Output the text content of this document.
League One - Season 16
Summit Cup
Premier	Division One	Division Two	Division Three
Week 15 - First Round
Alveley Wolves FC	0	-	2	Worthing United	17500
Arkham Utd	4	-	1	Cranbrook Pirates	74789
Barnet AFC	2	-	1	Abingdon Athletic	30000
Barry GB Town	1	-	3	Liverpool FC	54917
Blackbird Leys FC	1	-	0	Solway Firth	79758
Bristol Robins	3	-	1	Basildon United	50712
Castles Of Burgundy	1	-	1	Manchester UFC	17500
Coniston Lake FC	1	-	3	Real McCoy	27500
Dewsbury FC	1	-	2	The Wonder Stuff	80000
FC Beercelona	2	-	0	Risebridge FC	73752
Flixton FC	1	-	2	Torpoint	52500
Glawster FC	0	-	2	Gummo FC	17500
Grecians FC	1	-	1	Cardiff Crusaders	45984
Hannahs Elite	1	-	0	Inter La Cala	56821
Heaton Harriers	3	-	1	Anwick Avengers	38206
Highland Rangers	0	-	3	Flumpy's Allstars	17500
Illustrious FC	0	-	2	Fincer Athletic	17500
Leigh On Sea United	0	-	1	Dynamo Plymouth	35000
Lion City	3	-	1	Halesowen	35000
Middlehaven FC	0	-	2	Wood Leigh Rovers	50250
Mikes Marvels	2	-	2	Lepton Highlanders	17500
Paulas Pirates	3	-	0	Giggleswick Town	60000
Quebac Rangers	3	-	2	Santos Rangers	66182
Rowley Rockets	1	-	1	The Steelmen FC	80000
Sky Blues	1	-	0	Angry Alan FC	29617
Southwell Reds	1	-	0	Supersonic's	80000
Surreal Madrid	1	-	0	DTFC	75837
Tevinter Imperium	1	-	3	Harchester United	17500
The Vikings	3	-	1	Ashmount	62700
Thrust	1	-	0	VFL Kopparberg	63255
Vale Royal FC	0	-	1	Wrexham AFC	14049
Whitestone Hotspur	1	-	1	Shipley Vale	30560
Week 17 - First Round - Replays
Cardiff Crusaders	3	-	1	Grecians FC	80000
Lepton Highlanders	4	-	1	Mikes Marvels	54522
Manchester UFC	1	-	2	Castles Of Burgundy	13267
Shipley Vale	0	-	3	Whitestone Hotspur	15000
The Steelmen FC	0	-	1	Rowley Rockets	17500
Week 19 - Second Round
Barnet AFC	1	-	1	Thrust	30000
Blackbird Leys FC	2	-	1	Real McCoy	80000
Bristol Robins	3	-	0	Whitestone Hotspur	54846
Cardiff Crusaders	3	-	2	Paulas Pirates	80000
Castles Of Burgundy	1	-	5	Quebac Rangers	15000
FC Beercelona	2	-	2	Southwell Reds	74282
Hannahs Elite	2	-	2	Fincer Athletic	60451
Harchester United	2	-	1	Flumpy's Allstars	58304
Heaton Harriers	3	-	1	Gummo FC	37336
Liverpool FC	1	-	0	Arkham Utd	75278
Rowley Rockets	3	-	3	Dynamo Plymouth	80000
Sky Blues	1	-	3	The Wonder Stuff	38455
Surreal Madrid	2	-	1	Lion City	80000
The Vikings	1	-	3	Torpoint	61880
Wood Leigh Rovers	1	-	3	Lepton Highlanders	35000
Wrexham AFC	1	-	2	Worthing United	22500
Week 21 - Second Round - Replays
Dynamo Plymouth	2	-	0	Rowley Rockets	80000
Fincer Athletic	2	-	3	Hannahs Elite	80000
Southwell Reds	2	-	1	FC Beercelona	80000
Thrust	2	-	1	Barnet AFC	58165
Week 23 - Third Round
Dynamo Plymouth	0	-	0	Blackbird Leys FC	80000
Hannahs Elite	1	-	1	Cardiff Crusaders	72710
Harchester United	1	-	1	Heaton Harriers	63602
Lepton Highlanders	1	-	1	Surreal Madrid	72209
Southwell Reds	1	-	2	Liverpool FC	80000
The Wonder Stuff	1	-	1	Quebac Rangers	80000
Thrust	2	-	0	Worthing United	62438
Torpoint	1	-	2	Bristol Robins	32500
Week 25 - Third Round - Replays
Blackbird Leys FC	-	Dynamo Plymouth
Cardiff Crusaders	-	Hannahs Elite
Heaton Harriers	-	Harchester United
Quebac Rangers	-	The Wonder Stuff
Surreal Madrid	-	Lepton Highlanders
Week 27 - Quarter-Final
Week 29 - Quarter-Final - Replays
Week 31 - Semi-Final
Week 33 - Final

◇ ◇ ◇ ◇ ◇ ◇ ◇

- [What to work on]: Quote the entire listing above exactly.

- [Solved exercise]:
Output the text content of this document.
League One - Season 16
Summit Cup
Premier	Division One	Division Two	Division Three
Week 15 - First Round
Alveley Wolves FC	0	-	2	Worthing United	17500
Arkham Utd	4	-	1	Cranbrook Pirates	74789
Barnet AFC	2	-	1	Abingdon Athletic	30000
Barry GB Town	1	-	3	Liverpool FC	54917
Blackbird Leys FC	1	-	0	Solway Firth	79758
Bristol Robins	3	-	1	Basildon United	50712
Castles Of Burgundy	1	-	1	Manchester UFC	17500
Coniston Lake FC	1	-	3	Real McCoy	27500
Dewsbury FC	1	-	2	The Wonder Stuff	80000
FC Beercelona	2	-	0	Risebridge FC	73752
Flixton FC	1	-	2	Torpoint	52500
Glawster FC	0	-	2	Gummo FC	17500
Grecians FC	1	-	1	Cardiff Crusaders	45984
Hannahs Elite	1	-	0	Inter La Cala	56821
Heaton Harriers	3	-	1	Anwick Avengers	38206
Highland Rangers	0	-	3	Flumpy's Allstars	17500
Illustrious FC	0	-	2	Fincer Athletic	17500
Leigh On Sea United	0	-	1	Dynamo Plymouth	35000
Lion City	3	-	1	Halesowen	35000
Middlehaven FC	0	-	2	Wood Leigh Rovers	50250
Mikes Marvels	2	-	2	Lepton Highlanders	17500
Paulas Pirates	3	-	0	Giggleswick Town	60000
Quebac Rangers	3	-	2	Santos Rangers	66182
Rowley Rockets	1	-	1	The Steelmen FC	80000
Sky Blues	1	-	0	Angry Alan FC	29617
Southwell Reds	1	-	0	Supersonic's	80000
Surreal Madrid	1	-	0	DTFC	75837
Tevinter Imperium	1	-	3	Harchester United	17500
The Vikings	3	-	1	Ashmount	62700
Thrust	1	-	0	VFL Kopparberg	63255
Vale Royal FC	0	-	1	Wrexham AFC	14049
Whitestone Hotspur	1	-	1	Shipley Vale	30560
Week 17 - First Round - Replays
Cardiff Crusaders	3	-	1	Grecians FC	80000
Lepton Highlanders	4	-	1	Mikes Marvels	54522
Manchester UFC	1	-	2	Castles Of Burgundy	13267
Shipley Vale	0	-	3	Whitestone Hotspur	15000
The Steelmen FC	0	-	1	Rowley Rockets	17500
Week 19 - Second Round
Barnet AFC	1	-	1	Thrust	30000
Blackbird Leys FC	2	-	1	Real McCoy	80000
Bristol Robins	3	-	0	Whitestone Hotspur	54846
Cardiff Crusaders	3	-	2	Paulas Pirates	80000
Castles Of Burgundy	1	-	5	Quebac Rangers	15000
FC Beercelona	2	-	2	Southwell Reds	74282
Hannahs Elite	2	-	2	Fincer Athletic	60451
Harchester United	2	-	1	Flumpy's Allstars	58304
Heaton Harriers	3	-	1	Gummo FC	37336
Liverpool FC	1	-	0	Arkham Utd	75278
Rowley Rockets	3	-	3	Dynamo Plymouth	80000
Sky Blues	1	-	3	The Wonder Stuff	38455
Surreal Madrid	2	-	1	Lion City	80000
The Vikings	1	-	3	Torpoint	61880
Wood Leigh Rovers	1	-	3	Lepton Highlanders	35000
Wrexham AFC	1	-	2	Worthing United	22500
Week 21 - Second Round - Replays
Dynamo Plymouth	2	-	0	Rowley Rockets	80000
Fincer Athletic	2	-	3	Hannahs Elite	80000
Southwell Reds	2	-	1	FC Beercelona	80000
Thrust	2	-	1	Barnet AFC	58165
Week 23 - Third Round
Dynamo Plymouth	0	-	0	Blackbird Leys FC	80000
Hannahs Elite	1	-	1	Cardiff Crusaders	72710
Harchester United	1	-	1	Heaton Harriers	63602
Lepton Highlanders	1	-	1	Surreal Madrid	72209
Southwell Reds	1	-	2	Liverpool FC	80000
The Wonder Stuff	1	-	1	Quebac Rangers	80000
Thrust	2	-	0	Worthing United	62438
Torpoint	1	-	2	Bristol Robins	32500
Week 25 - Third Round - Replays
Blackbird Leys FC	-	Dynamo Plymouth
Cardiff Crusaders	-	Hannahs Elite
Heaton Harriers	-	Harchester United
Quebac Rangers	-	The Wonder Stuff
Surreal Madrid	-	Lepton Highlanders
Week 27 - Quarter-Final
Week 29 - Quarter-Final - Replays
Week 31 - Semi-Final
Week 33 - Final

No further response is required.